--- begin ---
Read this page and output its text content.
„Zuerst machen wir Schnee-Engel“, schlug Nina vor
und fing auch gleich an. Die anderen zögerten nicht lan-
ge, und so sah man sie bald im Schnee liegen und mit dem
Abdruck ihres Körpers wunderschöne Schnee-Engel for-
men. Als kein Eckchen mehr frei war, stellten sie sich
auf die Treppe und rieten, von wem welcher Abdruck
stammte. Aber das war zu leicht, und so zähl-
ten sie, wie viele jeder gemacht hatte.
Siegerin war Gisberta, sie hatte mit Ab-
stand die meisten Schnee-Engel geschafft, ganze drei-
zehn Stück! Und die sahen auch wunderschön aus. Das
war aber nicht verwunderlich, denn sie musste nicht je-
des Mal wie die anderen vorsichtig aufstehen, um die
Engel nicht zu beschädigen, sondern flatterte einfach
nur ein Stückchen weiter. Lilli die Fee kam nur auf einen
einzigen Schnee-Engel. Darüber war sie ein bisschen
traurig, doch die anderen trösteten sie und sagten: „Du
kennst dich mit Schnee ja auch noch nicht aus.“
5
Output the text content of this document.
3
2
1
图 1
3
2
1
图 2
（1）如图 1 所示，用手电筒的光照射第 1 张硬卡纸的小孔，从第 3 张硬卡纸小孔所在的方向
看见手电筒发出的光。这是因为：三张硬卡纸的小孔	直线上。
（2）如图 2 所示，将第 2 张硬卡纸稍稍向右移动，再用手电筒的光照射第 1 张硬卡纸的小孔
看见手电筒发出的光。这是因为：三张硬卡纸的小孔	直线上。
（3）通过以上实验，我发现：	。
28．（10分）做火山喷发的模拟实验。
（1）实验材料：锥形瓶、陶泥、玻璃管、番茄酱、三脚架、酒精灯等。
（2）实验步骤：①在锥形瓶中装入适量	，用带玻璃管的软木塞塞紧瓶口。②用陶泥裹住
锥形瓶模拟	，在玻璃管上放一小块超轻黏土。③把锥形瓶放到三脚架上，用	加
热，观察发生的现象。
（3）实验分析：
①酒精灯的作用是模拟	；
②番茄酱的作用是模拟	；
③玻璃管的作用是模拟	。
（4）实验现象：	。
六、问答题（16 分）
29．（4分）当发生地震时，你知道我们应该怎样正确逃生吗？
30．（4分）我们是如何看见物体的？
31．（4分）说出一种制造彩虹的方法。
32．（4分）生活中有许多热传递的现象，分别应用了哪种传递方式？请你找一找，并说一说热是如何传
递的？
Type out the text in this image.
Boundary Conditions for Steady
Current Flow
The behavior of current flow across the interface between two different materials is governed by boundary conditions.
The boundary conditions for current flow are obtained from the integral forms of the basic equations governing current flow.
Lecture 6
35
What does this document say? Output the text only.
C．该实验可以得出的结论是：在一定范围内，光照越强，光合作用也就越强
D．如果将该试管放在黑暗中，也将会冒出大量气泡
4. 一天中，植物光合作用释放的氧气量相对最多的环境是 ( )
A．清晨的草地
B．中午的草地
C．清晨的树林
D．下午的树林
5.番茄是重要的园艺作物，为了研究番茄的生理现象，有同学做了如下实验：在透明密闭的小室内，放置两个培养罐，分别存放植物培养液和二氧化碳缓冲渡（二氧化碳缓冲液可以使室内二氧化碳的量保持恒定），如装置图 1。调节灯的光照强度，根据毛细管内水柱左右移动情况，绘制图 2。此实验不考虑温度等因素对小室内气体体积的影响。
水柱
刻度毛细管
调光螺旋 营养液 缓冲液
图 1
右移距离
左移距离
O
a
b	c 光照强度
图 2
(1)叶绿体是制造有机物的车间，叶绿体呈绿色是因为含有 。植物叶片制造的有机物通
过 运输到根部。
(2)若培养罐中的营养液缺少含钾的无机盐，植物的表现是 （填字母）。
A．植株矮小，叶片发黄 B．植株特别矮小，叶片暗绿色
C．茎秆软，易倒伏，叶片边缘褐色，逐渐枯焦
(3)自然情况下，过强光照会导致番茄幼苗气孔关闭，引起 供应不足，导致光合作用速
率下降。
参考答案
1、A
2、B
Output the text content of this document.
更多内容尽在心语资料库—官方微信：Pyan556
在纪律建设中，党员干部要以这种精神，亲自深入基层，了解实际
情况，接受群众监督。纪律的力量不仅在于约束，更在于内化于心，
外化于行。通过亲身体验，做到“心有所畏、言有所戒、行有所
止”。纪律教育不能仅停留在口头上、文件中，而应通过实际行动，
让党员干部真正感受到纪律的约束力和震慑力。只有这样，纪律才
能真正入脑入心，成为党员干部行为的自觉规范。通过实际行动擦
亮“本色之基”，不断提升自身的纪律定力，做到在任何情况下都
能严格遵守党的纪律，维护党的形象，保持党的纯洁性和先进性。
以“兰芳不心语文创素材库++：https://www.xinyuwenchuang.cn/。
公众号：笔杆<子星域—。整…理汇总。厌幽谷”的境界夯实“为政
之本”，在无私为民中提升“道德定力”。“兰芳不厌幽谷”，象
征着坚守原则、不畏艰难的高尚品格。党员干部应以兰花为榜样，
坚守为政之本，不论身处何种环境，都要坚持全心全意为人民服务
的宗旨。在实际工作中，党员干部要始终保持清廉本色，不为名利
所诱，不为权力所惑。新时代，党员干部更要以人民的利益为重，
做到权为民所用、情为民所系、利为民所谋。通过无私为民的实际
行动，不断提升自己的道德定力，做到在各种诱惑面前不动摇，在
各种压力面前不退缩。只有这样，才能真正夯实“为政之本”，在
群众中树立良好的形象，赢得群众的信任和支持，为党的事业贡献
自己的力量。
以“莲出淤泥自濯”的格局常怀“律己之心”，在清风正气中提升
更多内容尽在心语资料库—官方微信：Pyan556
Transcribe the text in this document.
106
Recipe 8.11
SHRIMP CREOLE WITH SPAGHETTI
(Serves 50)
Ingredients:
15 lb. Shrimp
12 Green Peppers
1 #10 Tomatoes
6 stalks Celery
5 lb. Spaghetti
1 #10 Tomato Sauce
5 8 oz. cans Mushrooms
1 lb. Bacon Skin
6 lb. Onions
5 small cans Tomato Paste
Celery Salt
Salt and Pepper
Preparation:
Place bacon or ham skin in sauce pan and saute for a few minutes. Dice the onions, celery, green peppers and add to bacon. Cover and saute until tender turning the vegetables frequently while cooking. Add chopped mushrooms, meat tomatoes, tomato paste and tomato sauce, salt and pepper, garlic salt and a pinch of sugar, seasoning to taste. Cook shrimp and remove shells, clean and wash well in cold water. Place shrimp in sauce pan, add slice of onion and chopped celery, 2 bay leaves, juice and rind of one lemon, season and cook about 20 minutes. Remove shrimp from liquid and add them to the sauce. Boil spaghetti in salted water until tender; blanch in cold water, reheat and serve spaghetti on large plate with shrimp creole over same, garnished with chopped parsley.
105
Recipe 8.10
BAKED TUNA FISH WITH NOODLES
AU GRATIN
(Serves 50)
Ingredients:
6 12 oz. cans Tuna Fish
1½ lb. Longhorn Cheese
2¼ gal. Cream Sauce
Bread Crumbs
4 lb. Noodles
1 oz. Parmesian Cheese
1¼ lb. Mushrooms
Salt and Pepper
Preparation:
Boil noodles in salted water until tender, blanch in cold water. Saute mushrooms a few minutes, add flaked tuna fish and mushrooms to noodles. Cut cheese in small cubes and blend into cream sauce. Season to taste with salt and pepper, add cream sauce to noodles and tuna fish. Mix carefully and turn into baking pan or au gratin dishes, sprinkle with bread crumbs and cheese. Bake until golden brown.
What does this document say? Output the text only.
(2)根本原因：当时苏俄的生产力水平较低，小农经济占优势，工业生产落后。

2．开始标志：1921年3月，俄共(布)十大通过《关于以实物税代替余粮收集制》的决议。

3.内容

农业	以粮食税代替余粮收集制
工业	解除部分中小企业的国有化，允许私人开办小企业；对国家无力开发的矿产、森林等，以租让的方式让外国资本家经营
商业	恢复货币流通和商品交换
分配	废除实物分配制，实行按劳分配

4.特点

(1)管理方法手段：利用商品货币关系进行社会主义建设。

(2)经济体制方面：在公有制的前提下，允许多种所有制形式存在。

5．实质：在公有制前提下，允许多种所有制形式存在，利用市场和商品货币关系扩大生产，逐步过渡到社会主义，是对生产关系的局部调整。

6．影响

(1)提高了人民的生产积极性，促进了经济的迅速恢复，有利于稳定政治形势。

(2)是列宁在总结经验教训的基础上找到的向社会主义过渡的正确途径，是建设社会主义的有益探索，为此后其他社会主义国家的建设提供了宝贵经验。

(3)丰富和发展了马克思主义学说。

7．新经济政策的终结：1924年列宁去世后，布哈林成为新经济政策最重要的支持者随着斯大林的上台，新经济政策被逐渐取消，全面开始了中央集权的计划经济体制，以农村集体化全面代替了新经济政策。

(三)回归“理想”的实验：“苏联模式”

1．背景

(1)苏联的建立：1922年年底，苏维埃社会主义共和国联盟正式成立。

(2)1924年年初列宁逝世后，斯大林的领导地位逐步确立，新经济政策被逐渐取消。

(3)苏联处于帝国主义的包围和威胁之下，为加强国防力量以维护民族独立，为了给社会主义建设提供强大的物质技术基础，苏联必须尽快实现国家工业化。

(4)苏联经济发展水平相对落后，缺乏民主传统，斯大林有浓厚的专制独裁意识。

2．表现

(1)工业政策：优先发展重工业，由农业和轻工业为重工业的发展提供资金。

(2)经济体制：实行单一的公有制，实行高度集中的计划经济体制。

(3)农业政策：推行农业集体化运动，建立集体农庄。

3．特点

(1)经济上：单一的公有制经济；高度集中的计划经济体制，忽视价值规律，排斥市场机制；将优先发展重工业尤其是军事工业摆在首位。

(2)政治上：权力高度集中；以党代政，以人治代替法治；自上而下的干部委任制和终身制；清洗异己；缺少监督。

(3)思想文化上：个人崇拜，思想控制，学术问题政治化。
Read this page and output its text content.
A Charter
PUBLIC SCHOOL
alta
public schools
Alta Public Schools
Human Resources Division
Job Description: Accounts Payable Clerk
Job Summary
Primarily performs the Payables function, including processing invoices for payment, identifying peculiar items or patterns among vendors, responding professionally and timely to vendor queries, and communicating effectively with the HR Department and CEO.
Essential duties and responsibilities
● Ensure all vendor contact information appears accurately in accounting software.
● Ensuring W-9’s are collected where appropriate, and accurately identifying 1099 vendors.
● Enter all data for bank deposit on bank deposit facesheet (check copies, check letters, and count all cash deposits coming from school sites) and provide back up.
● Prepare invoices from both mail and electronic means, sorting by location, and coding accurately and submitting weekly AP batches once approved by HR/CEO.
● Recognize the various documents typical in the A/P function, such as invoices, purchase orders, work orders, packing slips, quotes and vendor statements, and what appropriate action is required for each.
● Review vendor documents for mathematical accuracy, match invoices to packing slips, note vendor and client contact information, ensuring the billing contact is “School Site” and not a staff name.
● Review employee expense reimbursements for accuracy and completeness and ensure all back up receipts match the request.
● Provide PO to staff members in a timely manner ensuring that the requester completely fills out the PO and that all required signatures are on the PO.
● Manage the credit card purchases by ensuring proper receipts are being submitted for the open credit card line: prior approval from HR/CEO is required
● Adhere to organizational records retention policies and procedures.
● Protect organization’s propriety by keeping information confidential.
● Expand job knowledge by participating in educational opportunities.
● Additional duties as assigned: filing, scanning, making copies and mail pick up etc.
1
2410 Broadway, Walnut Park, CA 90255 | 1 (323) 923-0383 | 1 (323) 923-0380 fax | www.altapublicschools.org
--- end ---
Among the lines of the material above, how many include the string "vendors"? Report only that number.

* The solution *
2